DIRECTIVE:
Your answer should be a single number: the count of lines holding the word "JSON".

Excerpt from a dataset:
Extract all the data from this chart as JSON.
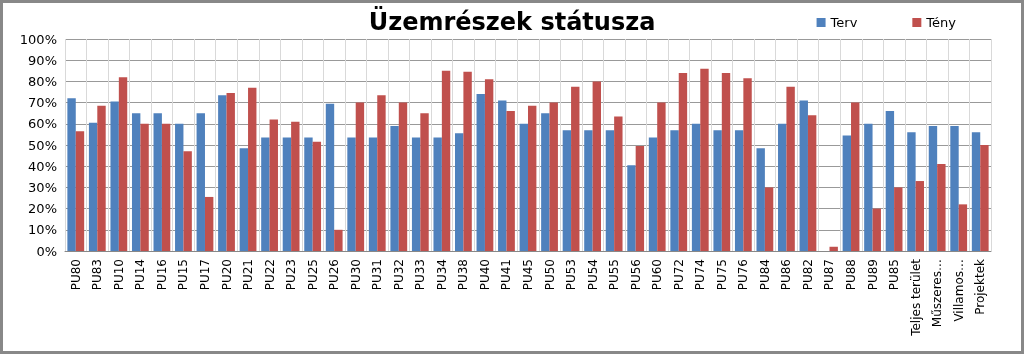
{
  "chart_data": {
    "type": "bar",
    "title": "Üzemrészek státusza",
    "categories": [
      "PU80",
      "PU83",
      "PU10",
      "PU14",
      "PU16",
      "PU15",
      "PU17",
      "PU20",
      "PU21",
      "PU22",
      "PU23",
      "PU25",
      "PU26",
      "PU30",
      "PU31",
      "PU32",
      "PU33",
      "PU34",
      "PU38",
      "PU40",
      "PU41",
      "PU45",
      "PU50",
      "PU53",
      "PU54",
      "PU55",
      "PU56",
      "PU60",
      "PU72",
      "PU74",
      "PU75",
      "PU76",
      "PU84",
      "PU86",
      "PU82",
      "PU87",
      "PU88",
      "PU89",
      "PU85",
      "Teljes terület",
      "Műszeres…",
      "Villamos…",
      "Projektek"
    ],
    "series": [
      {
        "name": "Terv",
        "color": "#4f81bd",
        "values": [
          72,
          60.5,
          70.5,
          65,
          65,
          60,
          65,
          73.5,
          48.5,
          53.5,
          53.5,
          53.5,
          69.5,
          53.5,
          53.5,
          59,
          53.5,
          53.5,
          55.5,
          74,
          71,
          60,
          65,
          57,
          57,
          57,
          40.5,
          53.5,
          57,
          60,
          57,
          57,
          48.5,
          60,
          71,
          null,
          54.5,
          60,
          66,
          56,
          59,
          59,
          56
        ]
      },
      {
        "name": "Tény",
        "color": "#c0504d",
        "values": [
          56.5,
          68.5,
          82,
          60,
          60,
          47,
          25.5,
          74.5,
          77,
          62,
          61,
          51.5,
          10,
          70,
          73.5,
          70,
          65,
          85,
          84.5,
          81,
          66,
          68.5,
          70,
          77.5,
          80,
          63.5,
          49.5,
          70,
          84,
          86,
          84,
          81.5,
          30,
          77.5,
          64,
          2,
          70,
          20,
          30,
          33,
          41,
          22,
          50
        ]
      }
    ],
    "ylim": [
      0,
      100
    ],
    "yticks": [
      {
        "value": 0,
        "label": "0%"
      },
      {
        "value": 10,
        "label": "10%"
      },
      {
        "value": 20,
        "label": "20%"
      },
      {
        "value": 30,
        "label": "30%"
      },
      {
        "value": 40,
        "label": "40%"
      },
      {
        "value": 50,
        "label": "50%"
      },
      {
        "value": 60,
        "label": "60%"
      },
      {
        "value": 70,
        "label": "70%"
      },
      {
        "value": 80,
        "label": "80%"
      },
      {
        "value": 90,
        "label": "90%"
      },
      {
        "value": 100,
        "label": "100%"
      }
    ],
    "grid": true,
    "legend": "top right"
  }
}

--

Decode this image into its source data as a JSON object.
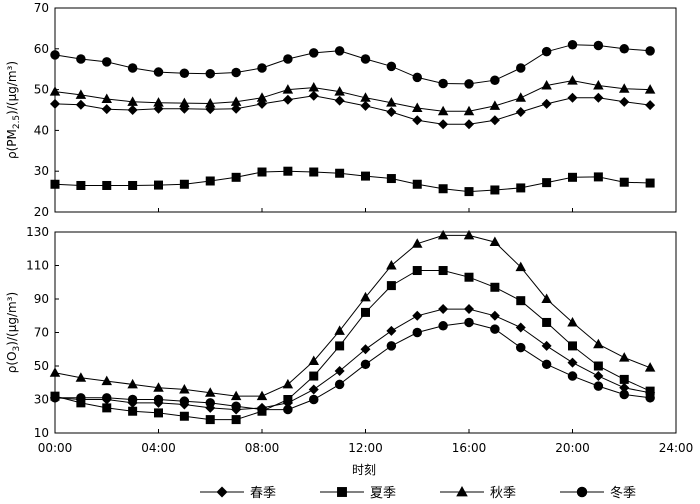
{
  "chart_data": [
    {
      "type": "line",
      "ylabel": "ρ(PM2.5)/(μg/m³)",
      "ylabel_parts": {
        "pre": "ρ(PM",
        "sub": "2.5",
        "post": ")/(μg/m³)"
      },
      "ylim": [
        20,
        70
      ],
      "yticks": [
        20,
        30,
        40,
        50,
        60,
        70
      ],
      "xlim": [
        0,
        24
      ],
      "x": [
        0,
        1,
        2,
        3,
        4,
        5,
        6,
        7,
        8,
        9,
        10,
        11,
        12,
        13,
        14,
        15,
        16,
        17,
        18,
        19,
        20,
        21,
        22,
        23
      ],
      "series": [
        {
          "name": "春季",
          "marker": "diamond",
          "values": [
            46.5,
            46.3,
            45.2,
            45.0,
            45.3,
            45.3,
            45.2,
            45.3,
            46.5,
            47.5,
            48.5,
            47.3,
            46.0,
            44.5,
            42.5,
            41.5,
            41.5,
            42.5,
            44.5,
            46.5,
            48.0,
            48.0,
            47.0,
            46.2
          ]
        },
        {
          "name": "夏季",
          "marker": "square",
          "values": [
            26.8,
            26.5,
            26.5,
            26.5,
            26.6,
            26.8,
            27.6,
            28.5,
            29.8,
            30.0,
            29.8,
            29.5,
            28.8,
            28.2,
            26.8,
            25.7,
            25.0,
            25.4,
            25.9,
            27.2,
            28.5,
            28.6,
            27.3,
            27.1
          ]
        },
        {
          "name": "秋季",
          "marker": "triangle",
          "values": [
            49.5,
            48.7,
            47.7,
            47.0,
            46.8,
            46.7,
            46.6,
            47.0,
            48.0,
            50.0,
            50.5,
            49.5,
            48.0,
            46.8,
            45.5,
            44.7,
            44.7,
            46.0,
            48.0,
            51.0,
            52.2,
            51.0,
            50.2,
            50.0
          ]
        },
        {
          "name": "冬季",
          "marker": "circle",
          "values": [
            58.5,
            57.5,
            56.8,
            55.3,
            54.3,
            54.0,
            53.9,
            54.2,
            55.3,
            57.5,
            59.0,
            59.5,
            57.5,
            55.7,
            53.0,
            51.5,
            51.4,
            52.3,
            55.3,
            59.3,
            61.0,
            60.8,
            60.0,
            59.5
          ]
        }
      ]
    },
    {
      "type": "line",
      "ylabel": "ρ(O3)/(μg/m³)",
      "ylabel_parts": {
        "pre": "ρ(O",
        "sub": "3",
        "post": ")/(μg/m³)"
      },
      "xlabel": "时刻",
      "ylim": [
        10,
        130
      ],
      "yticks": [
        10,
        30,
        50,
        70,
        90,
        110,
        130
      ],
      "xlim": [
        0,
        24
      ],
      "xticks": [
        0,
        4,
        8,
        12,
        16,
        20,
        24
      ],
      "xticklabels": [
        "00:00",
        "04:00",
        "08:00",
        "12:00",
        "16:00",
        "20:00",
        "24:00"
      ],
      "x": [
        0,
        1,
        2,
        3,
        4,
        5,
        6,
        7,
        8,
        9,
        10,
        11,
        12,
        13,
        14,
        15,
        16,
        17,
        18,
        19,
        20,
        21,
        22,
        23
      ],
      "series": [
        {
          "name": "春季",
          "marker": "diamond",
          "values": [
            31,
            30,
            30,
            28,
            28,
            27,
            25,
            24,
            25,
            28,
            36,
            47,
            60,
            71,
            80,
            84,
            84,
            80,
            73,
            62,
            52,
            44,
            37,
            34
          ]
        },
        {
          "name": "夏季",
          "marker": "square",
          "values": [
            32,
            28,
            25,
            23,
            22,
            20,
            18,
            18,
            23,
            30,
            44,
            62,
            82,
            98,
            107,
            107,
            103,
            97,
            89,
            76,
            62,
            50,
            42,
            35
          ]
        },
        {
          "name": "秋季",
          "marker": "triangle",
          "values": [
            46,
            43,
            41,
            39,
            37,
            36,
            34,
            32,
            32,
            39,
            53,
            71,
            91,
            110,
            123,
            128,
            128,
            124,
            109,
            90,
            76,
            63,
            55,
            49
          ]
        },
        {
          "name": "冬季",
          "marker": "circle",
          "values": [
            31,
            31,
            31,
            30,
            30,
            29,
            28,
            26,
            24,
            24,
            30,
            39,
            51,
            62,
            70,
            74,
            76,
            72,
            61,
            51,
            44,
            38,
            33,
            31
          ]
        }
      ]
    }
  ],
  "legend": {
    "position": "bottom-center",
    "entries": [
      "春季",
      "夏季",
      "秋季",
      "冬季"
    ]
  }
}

---

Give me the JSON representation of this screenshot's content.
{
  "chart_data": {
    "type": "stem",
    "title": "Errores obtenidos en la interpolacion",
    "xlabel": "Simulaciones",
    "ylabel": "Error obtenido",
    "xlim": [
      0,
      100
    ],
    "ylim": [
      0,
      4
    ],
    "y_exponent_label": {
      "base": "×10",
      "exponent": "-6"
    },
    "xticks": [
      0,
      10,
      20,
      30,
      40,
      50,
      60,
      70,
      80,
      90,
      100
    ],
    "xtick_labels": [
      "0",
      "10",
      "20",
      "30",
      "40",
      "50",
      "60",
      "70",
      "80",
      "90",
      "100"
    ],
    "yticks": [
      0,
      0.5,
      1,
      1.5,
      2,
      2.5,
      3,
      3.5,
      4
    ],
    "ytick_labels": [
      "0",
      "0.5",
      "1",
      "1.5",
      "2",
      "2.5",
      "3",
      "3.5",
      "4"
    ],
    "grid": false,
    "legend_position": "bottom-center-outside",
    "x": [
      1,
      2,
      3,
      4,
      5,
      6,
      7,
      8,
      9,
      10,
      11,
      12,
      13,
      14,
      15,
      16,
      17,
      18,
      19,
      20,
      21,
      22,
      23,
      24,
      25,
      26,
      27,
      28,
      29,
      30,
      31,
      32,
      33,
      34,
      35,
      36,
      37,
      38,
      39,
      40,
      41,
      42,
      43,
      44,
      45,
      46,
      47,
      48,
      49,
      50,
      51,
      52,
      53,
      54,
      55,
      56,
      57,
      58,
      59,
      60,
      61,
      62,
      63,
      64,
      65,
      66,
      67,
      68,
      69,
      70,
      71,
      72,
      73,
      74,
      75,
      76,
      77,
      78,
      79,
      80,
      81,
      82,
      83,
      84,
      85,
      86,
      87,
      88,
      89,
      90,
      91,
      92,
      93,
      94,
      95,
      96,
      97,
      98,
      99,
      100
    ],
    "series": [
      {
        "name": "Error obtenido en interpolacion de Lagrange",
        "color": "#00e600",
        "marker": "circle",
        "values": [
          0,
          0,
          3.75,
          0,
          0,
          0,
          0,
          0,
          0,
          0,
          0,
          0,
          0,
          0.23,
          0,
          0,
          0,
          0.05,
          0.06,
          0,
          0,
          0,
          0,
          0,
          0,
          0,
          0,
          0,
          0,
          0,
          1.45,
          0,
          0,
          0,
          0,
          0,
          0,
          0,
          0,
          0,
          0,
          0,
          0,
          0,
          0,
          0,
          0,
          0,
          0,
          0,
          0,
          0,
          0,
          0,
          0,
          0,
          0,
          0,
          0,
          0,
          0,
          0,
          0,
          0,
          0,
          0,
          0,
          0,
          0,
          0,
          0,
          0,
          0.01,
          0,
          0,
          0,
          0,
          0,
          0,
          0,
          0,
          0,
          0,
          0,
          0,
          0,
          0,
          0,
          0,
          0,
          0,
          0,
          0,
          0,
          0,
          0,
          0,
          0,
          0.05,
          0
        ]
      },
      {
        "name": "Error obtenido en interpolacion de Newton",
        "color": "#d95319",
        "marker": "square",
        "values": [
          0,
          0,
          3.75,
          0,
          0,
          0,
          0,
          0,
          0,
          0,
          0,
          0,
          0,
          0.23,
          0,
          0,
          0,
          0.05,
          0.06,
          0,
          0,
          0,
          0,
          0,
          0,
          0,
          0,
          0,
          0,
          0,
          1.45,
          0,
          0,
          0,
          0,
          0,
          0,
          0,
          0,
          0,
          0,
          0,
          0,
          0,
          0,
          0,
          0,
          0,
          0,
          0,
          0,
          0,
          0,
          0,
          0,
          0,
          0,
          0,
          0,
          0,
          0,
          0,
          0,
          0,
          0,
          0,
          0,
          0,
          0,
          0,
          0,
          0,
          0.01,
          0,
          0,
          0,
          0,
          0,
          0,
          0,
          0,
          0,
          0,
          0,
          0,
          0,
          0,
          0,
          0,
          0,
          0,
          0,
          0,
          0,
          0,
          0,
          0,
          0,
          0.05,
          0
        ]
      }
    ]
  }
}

EXPECTED ANSWER:
3